→ **Written request**
Reproduce every entry exactly.
[start]
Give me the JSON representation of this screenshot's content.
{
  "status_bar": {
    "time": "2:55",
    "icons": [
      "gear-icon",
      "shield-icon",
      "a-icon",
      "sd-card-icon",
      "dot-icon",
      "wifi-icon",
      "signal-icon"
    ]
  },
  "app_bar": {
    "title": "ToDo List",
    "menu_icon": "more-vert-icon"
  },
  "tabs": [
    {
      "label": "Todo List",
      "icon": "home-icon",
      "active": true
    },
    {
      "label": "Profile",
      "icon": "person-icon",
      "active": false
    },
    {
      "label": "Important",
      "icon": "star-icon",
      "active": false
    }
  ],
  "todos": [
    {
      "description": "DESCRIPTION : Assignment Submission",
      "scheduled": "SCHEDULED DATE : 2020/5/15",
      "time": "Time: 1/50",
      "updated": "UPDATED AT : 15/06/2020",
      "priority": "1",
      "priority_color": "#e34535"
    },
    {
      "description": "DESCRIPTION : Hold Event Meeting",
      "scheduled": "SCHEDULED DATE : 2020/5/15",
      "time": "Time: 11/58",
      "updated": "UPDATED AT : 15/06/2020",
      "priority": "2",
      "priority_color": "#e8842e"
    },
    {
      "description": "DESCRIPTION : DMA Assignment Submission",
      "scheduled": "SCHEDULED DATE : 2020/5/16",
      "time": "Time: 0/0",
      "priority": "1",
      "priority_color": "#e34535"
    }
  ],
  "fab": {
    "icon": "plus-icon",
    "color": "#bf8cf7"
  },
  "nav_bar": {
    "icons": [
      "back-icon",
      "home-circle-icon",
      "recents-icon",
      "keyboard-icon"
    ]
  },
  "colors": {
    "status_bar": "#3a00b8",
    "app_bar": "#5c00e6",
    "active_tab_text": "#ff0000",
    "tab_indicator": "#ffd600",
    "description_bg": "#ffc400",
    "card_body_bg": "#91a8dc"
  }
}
[end]
→ **Worked solution**
Give me the JSON representation of this screenshot's content.
{
  "status_bar": {
    "time": "2:55",
    "icons": [
      "gear-icon",
      "shield-icon",
      "a-icon",
      "sd-card-icon",
      "dot-icon",
      "wifi-icon",
      "signal-icon"
    ]
  },
  "app_bar": {
    "title": "ToDo List",
    "menu_icon": "more-vert-icon"
  },
  "tabs": [
    {
      "label": "Todo List",
      "icon": "home-icon",
      "active": true
    },
    {
      "label": "Profile",
      "icon": "person-icon",
      "active": false
    },
    {
      "label": "Important",
      "icon": "star-icon",
      "active": false
    }
  ],
  "todos": [
    {
      "description": "DESCRIPTION : Assignment Submission",
      "scheduled": "SCHEDULED DATE : 2020/5/15",
      "time": "Time: 1/50",
      "updated": "UPDATED AT : 15/06/2020",
      "priority": "1",
      "priority_color": "#e34535"
    },
    {
      "description": "DESCRIPTION : Hold Event Meeting",
      "scheduled": "SCHEDULED DATE : 2020/5/15",
      "time": "Time: 11/58",
      "updated": "UPDATED AT : 15/06/2020",
      "priority": "2",
      "priority_color": "#e8842e"
    },
    {
      "description": "DESCRIPTION : DMA Assignment Submission",
      "scheduled": "SCHEDULED DATE : 2020/5/16",
      "time": "Time: 0/0",
      "priority": "1",
      "priority_color": "#e34535"
    }
  ],
  "fab": {
    "icon": "plus-icon",
    "color": "#bf8cf7"
  },
  "nav_bar": {
    "icons": [
      "back-icon",
      "home-circle-icon",
      "recents-icon",
      "keyboard-icon"
    ]
  },
  "colors": {
    "status_bar": "#3a00b8",
    "app_bar": "#5c00e6",
    "active_tab_text": "#ff0000",
    "tab_indicator": "#ffd600",
    "description_bg": "#ffc400",
    "card_body_bg": "#91a8dc"
  }
}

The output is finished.